**Exercise prompt:**
Reproduce every record below exactly as written, but leave out any pictures.

## Begin Dataset excerpts

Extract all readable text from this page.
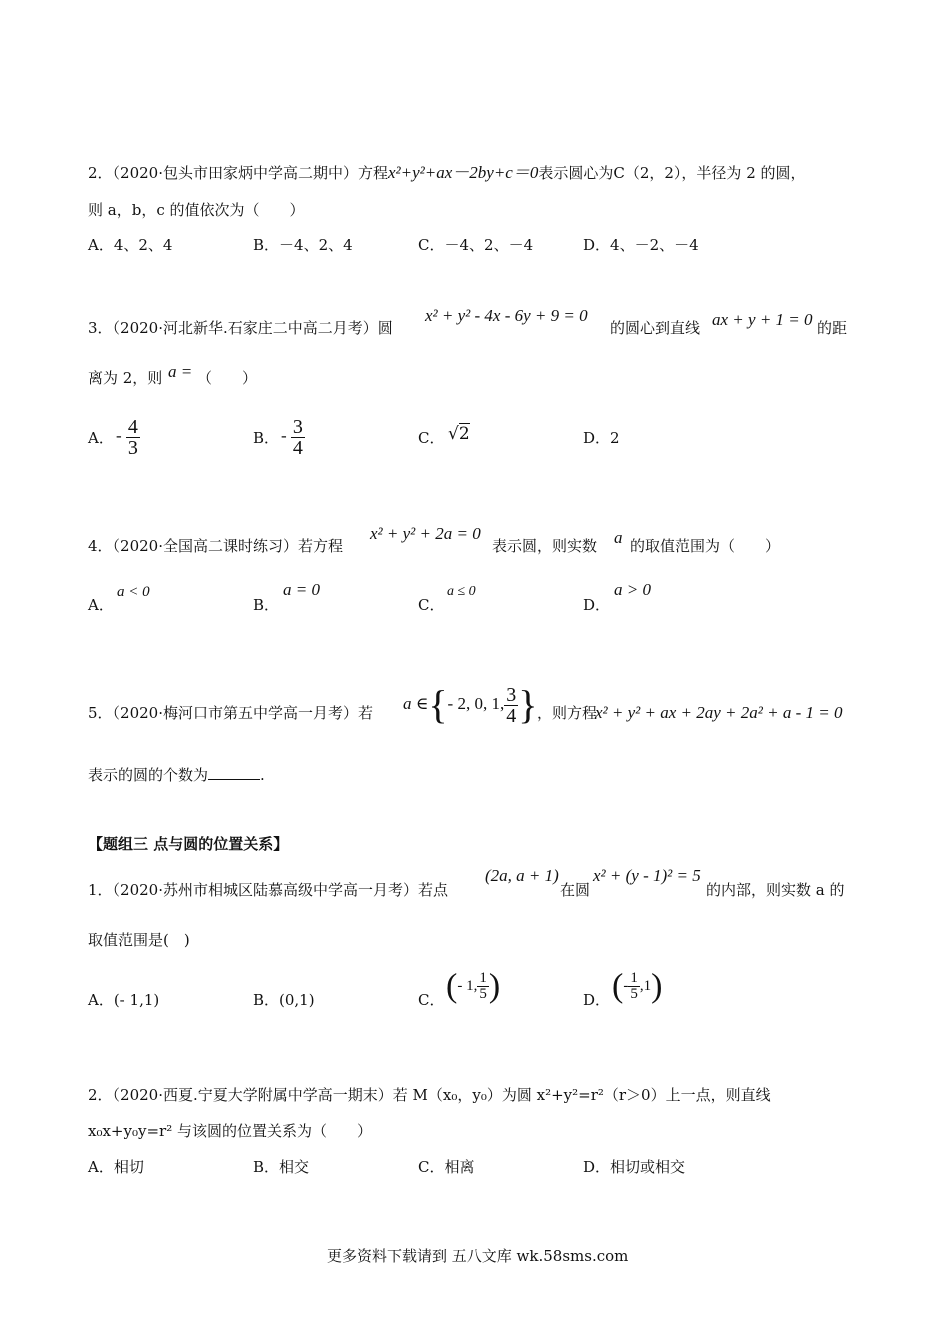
2．（2020·包头市田家炳中学高二期中）方程x²+y²+ax－2by+c＝0表示圆心为C（2，2），半径为 2 的圆，
则 a，b，c 的值依次为（　　）
A．4、2、4	B．－4、2、4	C．－4、2、－4	D．4、－2、－4
3．（2020·河北新华.石家庄二中高二月考）圆
x² + y² - 4x - 6y + 9 = 0
的圆心到直线 ax + y + 1 = 0 的距
离为 2，则 a = （　　）
A． - $\frac{4}{3}$	B． - $\frac{3}{4}$	C． √2	D．2
4．（2020·全国高二课时练习）若方程
x² + y² + 2a = 0
表示圆，则实数 a 的取值范围为（　　）
A．
a < 0
B．
a = 0
C．
a ≤ 0
D．
a > 0
5．（2020·梅河口市第五中学高一月考）若 a ∈{- 2, 0, 1, $\frac{3}{4}$ } ，则方程
x² + y² + ax + 2ay + 2a² + a - 1 = 0
表示的圆的个数为	.
【题组三 点与圆的位置关系】
1．（2020·苏州市相城区陆慕高级中学高一月考）若点
(2a, a + 1)
在圆
x² + (y - 1)² = 5
的内部，则实数 a 的
取值范围是(　)
A．(- 1,1)	B．(0,1)	C． (- 1, $\frac{1}{5}$ )	D． (- $\frac{1}{5} ,1$)
2．（2020·西夏.宁夏大学附属中学高一期末）若 M（x₀，y₀）为圆 x²+y²=r²（r＞0）上一点，则直线
x₀x+y₀y=r² 与该圆的位置关系为（　　）
A．相切	B．相交	C．相离	D．相切或相交
更多资料下载请到 五八文库 wk.58sms.com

## End Dataset excerpts

**Solution to the problem:**
Extract all readable text from this page.
2．（2020·包头市田家炳中学高二期中）方程x²+y²+ax－2by+c＝0表示圆心为C（2，2），半径为 2 的圆，
则 a，b，c 的值依次为（　　）
A．4、2、4	B．－4、2、4	C．－4、2、－4	D．4、－2、－4
3．（2020·河北新华.石家庄二中高二月考）圆
x² + y² - 4x - 6y + 9 = 0
的圆心到直线 ax + y + 1 = 0 的距
离为 2，则 a = （　　）
A． - $\frac{4}{3}$	B． - $\frac{3}{4}$	C． √2	D．2
4．（2020·全国高二课时练习）若方程
x² + y² + 2a = 0
表示圆，则实数 a 的取值范围为（　　）
A．
a < 0
B．
a = 0
C．
a ≤ 0
D．
a > 0
5．（2020·梅河口市第五中学高一月考）若 a ∈{- 2, 0, 1, $\frac{3}{4}$ } ，则方程
x² + y² + ax + 2ay + 2a² + a - 1 = 0
表示的圆的个数为	.
【题组三 点与圆的位置关系】
1．（2020·苏州市相城区陆慕高级中学高一月考）若点
(2a, a + 1)
在圆
x² + (y - 1)² = 5
的内部，则实数 a 的
取值范围是(　)
A．(- 1,1)	B．(0,1)	C． (- 1, $\frac{1}{5}$ )	D． (- $\frac{1}{5} ,1$)
2．（2020·西夏.宁夏大学附属中学高一期末）若 M（x₀，y₀）为圆 x²+y²=r²（r＞0）上一点，则直线
x₀x+y₀y=r² 与该圆的位置关系为（　　）
A．相切	B．相交	C．相离	D．相切或相交
更多资料下载请到 五八文库 wk.58sms.com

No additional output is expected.